Request: Please replace every occurrence of "caret-icon" with "chevron-icon" throughout the entire listing below and write it out again, leaving everything else unchanged.

Dataset content:
* * *

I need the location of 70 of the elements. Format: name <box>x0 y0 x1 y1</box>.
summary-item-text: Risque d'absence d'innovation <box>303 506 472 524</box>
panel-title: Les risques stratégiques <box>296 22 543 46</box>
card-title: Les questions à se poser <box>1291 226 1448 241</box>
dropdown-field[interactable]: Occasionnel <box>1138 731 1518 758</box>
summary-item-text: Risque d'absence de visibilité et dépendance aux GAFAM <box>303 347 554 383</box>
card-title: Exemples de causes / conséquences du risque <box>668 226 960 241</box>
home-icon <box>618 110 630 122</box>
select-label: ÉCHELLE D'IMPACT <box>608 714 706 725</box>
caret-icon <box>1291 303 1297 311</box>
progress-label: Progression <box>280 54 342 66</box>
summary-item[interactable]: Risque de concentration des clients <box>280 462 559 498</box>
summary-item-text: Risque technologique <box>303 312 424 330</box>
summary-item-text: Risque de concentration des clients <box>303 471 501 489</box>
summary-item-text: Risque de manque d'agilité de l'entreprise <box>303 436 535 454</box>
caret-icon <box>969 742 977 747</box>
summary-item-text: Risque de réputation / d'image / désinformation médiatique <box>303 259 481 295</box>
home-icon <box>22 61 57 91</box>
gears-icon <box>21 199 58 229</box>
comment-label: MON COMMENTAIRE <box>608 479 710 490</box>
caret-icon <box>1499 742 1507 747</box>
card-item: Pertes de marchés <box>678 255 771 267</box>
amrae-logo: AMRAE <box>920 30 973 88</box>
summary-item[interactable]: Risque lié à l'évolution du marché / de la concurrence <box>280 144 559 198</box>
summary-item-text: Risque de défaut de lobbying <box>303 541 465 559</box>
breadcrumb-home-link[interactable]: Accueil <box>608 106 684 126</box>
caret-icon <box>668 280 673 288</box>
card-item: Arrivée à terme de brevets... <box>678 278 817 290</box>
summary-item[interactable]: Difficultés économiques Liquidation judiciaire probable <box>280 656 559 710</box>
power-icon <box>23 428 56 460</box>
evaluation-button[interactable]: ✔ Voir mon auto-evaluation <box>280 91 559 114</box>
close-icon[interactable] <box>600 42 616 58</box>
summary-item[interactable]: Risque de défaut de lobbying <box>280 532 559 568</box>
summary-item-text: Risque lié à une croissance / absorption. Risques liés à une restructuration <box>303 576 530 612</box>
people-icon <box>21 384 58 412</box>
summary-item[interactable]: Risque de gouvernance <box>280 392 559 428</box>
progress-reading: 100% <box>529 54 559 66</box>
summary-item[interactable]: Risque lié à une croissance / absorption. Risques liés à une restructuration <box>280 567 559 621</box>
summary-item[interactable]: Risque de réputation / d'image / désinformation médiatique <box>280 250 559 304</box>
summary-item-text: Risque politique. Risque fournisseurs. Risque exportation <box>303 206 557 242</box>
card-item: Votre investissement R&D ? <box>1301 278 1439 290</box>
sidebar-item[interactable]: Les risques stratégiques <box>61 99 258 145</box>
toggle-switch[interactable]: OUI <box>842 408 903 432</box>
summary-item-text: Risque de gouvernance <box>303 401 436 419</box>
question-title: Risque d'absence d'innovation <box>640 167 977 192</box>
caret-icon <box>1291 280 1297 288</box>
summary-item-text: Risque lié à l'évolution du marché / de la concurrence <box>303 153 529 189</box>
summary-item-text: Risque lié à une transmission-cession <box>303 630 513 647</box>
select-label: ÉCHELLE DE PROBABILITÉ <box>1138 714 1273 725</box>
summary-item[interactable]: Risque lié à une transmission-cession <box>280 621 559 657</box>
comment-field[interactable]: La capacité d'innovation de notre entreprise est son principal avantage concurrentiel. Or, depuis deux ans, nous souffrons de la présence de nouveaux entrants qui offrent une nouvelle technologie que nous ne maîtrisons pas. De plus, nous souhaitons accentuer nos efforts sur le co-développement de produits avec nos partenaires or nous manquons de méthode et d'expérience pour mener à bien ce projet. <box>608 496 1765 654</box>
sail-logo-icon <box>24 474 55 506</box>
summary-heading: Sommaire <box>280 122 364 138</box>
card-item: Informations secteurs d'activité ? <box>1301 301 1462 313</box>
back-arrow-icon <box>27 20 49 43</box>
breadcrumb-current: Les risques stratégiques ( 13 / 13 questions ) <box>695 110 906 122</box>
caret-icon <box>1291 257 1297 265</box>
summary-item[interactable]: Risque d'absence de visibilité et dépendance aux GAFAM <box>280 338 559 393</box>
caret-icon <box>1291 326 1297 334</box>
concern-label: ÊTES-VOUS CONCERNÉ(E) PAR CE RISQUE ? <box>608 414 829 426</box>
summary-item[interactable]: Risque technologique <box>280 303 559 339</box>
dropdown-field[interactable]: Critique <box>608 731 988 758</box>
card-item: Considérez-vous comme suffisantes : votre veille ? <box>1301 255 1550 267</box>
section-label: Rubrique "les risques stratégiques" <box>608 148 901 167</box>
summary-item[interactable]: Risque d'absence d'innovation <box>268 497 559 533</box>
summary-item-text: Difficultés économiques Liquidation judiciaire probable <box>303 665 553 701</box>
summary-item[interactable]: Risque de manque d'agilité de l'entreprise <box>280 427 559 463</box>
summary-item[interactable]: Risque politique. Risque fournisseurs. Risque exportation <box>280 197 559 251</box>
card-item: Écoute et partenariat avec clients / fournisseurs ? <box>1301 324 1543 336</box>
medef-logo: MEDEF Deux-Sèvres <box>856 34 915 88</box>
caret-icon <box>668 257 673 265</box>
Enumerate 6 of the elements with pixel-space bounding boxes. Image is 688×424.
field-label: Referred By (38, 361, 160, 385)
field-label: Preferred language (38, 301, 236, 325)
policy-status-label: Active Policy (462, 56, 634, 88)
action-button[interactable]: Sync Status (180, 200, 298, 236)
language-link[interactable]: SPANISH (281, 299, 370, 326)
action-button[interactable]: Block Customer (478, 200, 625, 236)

* * *

Completed exercise:
I need the location of 70 of the elements. Format: name <box>x0 y0 x1 y1</box>.
summary-item-text: Risque d'absence d'innovation <box>303 506 472 524</box>
panel-title: Les risques stratégiques <box>296 22 543 46</box>
card-title: Les questions à se poser <box>1291 226 1448 241</box>
dropdown-field[interactable]: Occasionnel <box>1138 731 1518 758</box>
summary-item-text: Risque d'absence de visibilité et dépendance aux GAFAM <box>303 347 554 383</box>
card-title: Exemples de causes / conséquences du risque <box>668 226 960 241</box>
home-icon <box>618 110 630 122</box>
select-label: ÉCHELLE D'IMPACT <box>608 714 706 725</box>
chevron-icon <box>1291 303 1297 311</box>
progress-label: Progression <box>280 54 342 66</box>
summary-item[interactable]: Risque de concentration des clients <box>280 462 559 498</box>
summary-item-text: Risque technologique <box>303 312 424 330</box>
summary-item-text: Risque de concentration des clients <box>303 471 501 489</box>
summary-item-text: Risque de manque d'agilité de l'entreprise <box>303 436 535 454</box>
chevron-icon <box>969 742 977 747</box>
summary-item-text: Risque de réputation / d'image / désinformation médiatique <box>303 259 481 295</box>
home-icon <box>22 61 57 91</box>
gears-icon <box>21 199 58 229</box>
comment-label: MON COMMENTAIRE <box>608 479 710 490</box>
chevron-icon <box>1499 742 1507 747</box>
card-item: Pertes de marchés <box>678 255 771 267</box>
amrae-logo: AMRAE <box>920 30 973 88</box>
summary-item[interactable]: Risque lié à l'évolution du marché / de la concurrence <box>280 144 559 198</box>
summary-item-text: Risque de défaut de lobbying <box>303 541 465 559</box>
breadcrumb-home-link[interactable]: Accueil <box>608 106 684 126</box>
chevron-icon <box>668 280 673 288</box>
card-item: Arrivée à terme de brevets... <box>678 278 817 290</box>
summary-item[interactable]: Difficultés économiques Liquidation judiciaire probable <box>280 656 559 710</box>
power-icon <box>23 428 56 460</box>
evaluation-button[interactable]: ✔ Voir mon auto-evaluation <box>280 91 559 114</box>
close-icon[interactable] <box>600 42 616 58</box>
summary-item[interactable]: Risque de défaut de lobbying <box>280 532 559 568</box>
summary-item-text: Risque lié à une croissance / absorption. Risques liés à une restructuration <box>303 576 530 612</box>
people-icon <box>21 384 58 412</box>
summary-item[interactable]: Risque de gouvernance <box>280 392 559 428</box>
progress-reading: 100% <box>529 54 559 66</box>
summary-item[interactable]: Risque lié à une croissance / absorption. Risques liés à une restructuration <box>280 567 559 621</box>
summary-item[interactable]: Risque de réputation / d'image / désinformation médiatique <box>280 250 559 304</box>
summary-item-text: Risque politique. Risque fournisseurs. Risque exportation <box>303 206 557 242</box>
card-item: Votre investissement R&D ? <box>1301 278 1439 290</box>
sidebar-item[interactable]: Les risques stratégiques <box>61 99 258 145</box>
toggle-switch[interactable]: OUI <box>842 408 903 432</box>
summary-item-text: Risque de gouvernance <box>303 401 436 419</box>
question-title: Risque d'absence d'innovation <box>640 167 977 192</box>
chevron-icon <box>1291 280 1297 288</box>
summary-item-text: Risque lié à l'évolution du marché / de la concurrence <box>303 153 529 189</box>
summary-item-text: Risque lié à une transmission-cession <box>303 630 513 647</box>
select-label: ÉCHELLE DE PROBABILITÉ <box>1138 714 1273 725</box>
summary-item[interactable]: Risque lié à une transmission-cession <box>280 621 559 657</box>
comment-field[interactable]: La capacité d'innovation de notre entreprise est son principal avantage concurrentiel. Or, depuis deux ans, nous souffrons de la présence de nouveaux entrants qui offrent une nouvelle technologie que nous ne maîtrisons pas. De plus, nous souhaitons accentuer nos efforts sur le co-développement de produits avec nos partenaires or nous manquons de méthode et d'expérience pour mener à bien ce projet. <box>608 496 1765 654</box>
sail-logo-icon <box>24 474 55 506</box>
summary-heading: Sommaire <box>280 122 364 138</box>
card-item: Informations secteurs d'activité ? <box>1301 301 1462 313</box>
back-arrow-icon <box>27 20 49 43</box>
breadcrumb-current: Les risques stratégiques ( 13 / 13 questions ) <box>695 110 906 122</box>
chevron-icon <box>1291 257 1297 265</box>
summary-item[interactable]: Risque d'absence de visibilité et dépendance aux GAFAM <box>280 338 559 393</box>
chevron-icon <box>1291 326 1297 334</box>
concern-label: ÊTES-VOUS CONCERNÉ(E) PAR CE RISQUE ? <box>608 414 829 426</box>
summary-item[interactable]: Risque technologique <box>280 303 559 339</box>
dropdown-field[interactable]: Critique <box>608 731 988 758</box>
card-item: Considérez-vous comme suffisantes : votre veille ? <box>1301 255 1550 267</box>
section-label: Rubrique "les risques stratégiques" <box>608 148 901 167</box>
summary-item[interactable]: Risque d'absence d'innovation <box>268 497 559 533</box>
summary-item-text: Difficultés économiques Liquidation judiciaire probable <box>303 665 553 701</box>
summary-item[interactable]: Risque de manque d'agilité de l'entreprise <box>280 427 559 463</box>
summary-item[interactable]: Risque politique. Risque fournisseurs. Risque exportation <box>280 197 559 251</box>
card-item: Écoute et partenariat avec clients / fournisseurs ? <box>1301 324 1543 336</box>
medef-logo: MEDEF Deux-Sèvres <box>856 34 915 88</box>
chevron-icon <box>668 257 673 265</box>
Enumerate 6 of the elements with pixel-space bounding boxes. Image is 688×424.
field-label: Referred By (38, 361, 160, 385)
field-label: Preferred language (38, 301, 236, 325)
policy-status-label: Active Policy (462, 56, 634, 88)
action-button[interactable]: Sync Status (180, 200, 298, 236)
language-link[interactable]: SPANISH (281, 299, 370, 326)
action-button[interactable]: Block Customer (478, 200, 625, 236)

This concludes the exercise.